[Begin Materials provided]

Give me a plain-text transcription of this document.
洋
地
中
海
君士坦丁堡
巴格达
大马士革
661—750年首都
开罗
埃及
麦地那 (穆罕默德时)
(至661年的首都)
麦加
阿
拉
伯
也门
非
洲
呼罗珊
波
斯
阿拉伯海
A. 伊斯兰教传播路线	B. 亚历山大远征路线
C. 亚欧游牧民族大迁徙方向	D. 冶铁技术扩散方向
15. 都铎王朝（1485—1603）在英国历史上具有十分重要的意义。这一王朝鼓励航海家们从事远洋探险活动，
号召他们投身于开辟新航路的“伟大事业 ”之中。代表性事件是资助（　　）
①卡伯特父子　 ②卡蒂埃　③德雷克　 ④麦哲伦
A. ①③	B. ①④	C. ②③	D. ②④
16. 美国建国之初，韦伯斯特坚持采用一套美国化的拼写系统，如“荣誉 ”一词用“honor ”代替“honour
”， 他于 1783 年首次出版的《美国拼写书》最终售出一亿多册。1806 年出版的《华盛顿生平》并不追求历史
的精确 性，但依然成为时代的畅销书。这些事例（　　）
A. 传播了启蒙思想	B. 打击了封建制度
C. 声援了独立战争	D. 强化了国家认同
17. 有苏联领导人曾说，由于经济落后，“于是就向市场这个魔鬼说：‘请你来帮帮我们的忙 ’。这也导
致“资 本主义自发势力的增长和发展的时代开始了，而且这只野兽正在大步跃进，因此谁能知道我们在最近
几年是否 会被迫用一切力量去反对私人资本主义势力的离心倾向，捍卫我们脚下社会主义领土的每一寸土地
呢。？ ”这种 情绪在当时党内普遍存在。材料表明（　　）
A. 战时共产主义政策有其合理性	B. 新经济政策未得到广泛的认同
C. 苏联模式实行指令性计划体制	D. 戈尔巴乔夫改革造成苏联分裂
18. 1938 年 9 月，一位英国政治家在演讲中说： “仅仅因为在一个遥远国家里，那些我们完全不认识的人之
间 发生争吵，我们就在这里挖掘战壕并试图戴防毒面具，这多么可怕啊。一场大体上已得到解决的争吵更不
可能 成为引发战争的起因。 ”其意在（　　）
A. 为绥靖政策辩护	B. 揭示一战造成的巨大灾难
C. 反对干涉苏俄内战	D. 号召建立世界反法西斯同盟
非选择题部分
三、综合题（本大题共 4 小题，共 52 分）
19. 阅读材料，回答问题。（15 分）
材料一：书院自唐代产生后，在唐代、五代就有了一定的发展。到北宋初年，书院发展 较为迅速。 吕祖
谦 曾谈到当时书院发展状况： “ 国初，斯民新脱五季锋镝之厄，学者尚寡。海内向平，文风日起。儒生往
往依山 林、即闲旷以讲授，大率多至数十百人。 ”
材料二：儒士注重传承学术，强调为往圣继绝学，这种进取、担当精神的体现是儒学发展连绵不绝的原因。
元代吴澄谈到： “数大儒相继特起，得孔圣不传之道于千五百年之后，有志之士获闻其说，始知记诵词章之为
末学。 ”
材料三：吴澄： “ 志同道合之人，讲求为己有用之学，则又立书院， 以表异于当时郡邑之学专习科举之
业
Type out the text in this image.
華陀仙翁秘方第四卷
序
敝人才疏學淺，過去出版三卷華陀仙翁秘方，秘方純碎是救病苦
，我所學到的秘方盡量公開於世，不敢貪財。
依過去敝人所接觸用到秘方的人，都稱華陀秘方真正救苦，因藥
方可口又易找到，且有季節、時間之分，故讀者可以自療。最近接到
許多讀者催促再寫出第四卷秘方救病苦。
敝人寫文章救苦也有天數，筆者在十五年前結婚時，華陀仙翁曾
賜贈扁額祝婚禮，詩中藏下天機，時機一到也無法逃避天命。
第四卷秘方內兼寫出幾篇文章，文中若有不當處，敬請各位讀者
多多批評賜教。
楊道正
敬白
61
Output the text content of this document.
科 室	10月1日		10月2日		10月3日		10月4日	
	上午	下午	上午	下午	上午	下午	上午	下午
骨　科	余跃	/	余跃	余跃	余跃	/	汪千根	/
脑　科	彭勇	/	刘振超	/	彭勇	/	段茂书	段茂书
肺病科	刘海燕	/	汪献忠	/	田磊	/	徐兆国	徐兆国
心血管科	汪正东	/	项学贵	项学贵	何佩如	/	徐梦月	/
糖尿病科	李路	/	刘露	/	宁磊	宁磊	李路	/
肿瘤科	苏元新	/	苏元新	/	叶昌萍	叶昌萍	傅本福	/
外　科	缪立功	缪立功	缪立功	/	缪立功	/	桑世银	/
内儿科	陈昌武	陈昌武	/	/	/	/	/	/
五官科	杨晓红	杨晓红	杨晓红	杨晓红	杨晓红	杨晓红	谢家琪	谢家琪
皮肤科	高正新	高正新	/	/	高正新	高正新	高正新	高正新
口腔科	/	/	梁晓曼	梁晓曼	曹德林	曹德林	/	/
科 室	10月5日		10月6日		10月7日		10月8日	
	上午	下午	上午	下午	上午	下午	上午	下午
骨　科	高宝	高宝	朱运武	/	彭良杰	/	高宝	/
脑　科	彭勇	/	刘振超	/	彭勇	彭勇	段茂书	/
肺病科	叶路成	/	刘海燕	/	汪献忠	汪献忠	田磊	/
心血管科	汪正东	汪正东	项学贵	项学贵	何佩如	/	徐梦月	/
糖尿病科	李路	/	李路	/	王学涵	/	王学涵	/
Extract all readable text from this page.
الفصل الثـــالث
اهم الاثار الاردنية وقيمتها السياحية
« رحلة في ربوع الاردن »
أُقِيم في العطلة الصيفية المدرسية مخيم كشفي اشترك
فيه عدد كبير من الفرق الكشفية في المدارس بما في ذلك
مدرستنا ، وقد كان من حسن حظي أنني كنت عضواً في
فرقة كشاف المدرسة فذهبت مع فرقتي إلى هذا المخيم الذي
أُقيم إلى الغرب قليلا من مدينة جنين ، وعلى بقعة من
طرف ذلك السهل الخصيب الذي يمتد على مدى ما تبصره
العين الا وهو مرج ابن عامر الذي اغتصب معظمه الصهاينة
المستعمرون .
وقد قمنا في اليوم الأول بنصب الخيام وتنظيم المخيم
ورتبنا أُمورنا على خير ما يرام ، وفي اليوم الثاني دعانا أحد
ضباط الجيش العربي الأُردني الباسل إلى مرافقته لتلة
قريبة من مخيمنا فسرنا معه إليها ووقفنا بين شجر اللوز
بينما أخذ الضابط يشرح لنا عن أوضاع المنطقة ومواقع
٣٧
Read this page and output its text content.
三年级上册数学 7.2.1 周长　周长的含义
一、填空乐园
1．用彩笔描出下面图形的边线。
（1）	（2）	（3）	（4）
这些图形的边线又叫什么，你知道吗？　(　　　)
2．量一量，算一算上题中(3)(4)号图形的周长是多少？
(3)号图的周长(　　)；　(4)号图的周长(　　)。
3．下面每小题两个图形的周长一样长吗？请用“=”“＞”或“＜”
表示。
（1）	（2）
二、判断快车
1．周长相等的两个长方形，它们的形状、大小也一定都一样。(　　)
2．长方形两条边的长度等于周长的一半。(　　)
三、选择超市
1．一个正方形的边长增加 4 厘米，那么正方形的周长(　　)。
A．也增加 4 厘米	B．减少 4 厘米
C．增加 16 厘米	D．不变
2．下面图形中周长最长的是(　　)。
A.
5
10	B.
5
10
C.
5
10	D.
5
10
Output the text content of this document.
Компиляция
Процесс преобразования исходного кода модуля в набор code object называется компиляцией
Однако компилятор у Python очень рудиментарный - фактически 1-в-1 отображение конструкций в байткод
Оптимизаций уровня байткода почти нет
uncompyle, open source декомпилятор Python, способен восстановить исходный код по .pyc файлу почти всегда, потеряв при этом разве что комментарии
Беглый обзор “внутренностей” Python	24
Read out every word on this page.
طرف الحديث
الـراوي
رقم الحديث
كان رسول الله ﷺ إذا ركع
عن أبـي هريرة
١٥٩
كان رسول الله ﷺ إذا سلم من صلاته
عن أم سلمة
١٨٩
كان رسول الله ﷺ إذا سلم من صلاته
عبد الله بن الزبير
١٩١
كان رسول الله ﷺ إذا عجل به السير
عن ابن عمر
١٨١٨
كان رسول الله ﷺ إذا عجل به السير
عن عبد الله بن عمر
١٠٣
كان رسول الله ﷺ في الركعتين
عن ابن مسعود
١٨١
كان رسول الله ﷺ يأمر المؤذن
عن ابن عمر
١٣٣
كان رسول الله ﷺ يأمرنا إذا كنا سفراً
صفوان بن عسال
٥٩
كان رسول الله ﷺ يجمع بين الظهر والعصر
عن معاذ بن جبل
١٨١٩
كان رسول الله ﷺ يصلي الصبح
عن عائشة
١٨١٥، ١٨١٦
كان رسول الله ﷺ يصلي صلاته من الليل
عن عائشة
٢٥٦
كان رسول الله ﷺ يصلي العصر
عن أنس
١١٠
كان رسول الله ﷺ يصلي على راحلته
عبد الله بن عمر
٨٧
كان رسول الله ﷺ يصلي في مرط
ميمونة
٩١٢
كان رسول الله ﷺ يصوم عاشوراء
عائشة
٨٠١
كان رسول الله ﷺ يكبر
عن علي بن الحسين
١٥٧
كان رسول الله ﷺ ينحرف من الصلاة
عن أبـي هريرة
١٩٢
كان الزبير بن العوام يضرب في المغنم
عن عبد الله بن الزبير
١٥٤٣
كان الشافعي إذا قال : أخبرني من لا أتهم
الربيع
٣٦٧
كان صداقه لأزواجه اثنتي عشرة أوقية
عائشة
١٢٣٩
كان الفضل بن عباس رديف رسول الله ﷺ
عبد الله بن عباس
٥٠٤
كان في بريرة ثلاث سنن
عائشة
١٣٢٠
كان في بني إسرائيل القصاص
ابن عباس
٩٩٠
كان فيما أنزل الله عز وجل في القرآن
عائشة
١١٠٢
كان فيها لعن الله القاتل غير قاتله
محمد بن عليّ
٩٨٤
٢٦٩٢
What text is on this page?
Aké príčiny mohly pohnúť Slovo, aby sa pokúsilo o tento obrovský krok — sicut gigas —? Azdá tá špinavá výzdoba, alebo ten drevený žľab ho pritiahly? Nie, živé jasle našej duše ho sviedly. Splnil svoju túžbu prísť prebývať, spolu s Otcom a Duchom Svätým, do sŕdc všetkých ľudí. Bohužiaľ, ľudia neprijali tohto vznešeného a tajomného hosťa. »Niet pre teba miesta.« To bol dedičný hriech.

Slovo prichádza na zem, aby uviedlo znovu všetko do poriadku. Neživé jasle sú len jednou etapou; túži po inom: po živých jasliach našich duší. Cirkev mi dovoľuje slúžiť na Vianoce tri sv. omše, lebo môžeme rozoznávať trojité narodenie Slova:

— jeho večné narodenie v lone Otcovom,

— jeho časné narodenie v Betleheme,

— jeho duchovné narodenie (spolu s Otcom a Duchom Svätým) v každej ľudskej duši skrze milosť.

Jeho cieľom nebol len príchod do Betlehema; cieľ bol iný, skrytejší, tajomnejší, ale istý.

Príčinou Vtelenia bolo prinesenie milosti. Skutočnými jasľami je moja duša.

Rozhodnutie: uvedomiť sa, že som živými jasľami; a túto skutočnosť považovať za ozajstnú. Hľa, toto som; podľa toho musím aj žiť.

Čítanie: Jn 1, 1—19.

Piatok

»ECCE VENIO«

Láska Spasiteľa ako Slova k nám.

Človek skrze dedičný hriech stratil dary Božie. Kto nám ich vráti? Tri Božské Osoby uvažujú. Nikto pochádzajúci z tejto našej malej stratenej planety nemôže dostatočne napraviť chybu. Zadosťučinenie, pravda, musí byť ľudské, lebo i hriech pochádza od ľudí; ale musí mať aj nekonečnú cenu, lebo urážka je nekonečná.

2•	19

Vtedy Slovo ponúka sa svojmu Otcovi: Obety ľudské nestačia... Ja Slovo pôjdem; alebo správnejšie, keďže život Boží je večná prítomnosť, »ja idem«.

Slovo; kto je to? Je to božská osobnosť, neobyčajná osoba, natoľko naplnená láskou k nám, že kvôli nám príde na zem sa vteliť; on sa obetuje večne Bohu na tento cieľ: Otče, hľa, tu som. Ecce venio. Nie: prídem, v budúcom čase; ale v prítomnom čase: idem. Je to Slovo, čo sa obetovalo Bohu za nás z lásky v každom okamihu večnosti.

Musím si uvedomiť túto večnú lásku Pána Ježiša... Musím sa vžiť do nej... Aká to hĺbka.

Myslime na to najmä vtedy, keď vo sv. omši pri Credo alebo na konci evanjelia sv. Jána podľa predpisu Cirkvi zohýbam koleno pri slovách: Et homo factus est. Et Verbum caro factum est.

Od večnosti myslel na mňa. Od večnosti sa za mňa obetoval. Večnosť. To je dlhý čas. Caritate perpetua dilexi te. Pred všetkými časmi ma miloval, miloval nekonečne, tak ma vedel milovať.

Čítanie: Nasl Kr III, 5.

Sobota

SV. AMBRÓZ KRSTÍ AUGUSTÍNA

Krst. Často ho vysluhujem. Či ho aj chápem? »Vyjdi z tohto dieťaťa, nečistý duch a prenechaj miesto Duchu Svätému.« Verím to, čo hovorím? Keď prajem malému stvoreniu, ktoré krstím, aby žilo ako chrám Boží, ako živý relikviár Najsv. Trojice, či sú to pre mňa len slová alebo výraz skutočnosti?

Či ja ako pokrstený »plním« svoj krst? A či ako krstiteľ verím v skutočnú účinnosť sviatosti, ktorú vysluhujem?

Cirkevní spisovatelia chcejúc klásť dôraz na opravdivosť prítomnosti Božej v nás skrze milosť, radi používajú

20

[End Materials provided]

Counting only lines of the data above that hold "jasle", report the total and nothing else.

### Worked answer
2